Bounding box annotations:
+++
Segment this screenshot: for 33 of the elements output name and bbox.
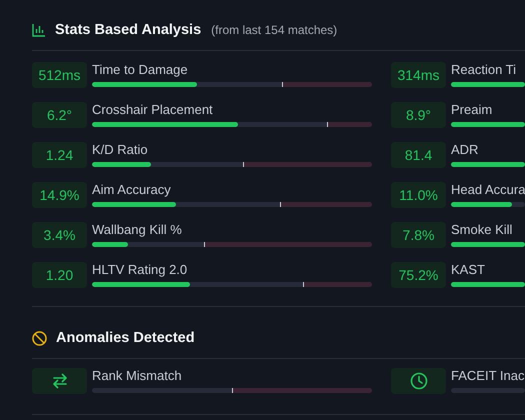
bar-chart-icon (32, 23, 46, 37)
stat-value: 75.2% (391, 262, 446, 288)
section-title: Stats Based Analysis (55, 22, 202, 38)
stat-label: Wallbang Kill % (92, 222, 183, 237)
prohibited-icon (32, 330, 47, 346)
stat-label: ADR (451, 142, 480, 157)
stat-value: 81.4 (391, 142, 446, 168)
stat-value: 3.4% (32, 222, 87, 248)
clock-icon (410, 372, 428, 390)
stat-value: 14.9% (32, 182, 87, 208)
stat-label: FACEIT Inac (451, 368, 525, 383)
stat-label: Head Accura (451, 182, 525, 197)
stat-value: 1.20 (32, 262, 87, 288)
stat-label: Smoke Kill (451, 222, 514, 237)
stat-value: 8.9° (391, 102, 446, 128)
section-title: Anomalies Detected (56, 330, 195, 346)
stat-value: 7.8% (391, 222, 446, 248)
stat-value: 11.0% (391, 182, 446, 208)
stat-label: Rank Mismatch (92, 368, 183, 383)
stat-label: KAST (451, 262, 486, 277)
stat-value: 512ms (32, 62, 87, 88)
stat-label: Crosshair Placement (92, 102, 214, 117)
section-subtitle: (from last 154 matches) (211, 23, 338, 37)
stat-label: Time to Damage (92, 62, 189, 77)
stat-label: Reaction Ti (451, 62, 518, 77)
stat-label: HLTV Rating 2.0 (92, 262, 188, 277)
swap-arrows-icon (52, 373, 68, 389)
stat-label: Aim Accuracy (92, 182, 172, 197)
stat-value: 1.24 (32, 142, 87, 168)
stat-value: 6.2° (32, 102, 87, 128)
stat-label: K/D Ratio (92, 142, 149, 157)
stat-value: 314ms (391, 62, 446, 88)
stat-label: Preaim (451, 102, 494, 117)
+++
Reproduce the items above with "bbox" replaced by "bounding box" and everything else left as is. Omit the pictures from your answer.

#### Reply
Segment this screenshot: for 33 of the elements output name and bounding box.
bar-chart-icon (32, 23, 46, 37)
stat-value: 75.2% (391, 262, 446, 288)
section-title: Stats Based Analysis (55, 22, 202, 38)
stat-label: Wallbang Kill % (92, 222, 183, 237)
prohibited-icon (32, 330, 47, 346)
stat-label: ADR (451, 142, 480, 157)
stat-value: 81.4 (391, 142, 446, 168)
stat-value: 3.4% (32, 222, 87, 248)
clock-icon (410, 372, 428, 390)
stat-value: 14.9% (32, 182, 87, 208)
stat-label: FACEIT Inac (451, 368, 525, 383)
stat-label: Head Accura (451, 182, 525, 197)
stat-value: 1.20 (32, 262, 87, 288)
stat-label: Smoke Kill (451, 222, 514, 237)
stat-value: 8.9° (391, 102, 446, 128)
section-title: Anomalies Detected (56, 330, 195, 346)
stat-value: 7.8% (391, 222, 446, 248)
stat-value: 11.0% (391, 182, 446, 208)
stat-label: Rank Mismatch (92, 368, 183, 383)
stat-label: KAST (451, 262, 486, 277)
stat-value: 512ms (32, 62, 87, 88)
stat-label: Crosshair Placement (92, 102, 214, 117)
section-subtitle: (from last 154 matches) (211, 23, 338, 37)
stat-label: Time to Damage (92, 62, 189, 77)
stat-label: Reaction Ti (451, 62, 518, 77)
stat-label: HLTV Rating 2.0 (92, 262, 188, 277)
swap-arrows-icon (52, 373, 68, 389)
stat-label: Aim Accuracy (92, 182, 172, 197)
stat-value: 1.24 (32, 142, 87, 168)
stat-value: 6.2° (32, 102, 87, 128)
stat-label: K/D Ratio (92, 142, 149, 157)
stat-value: 314ms (391, 62, 446, 88)
stat-label: Preaim (451, 102, 494, 117)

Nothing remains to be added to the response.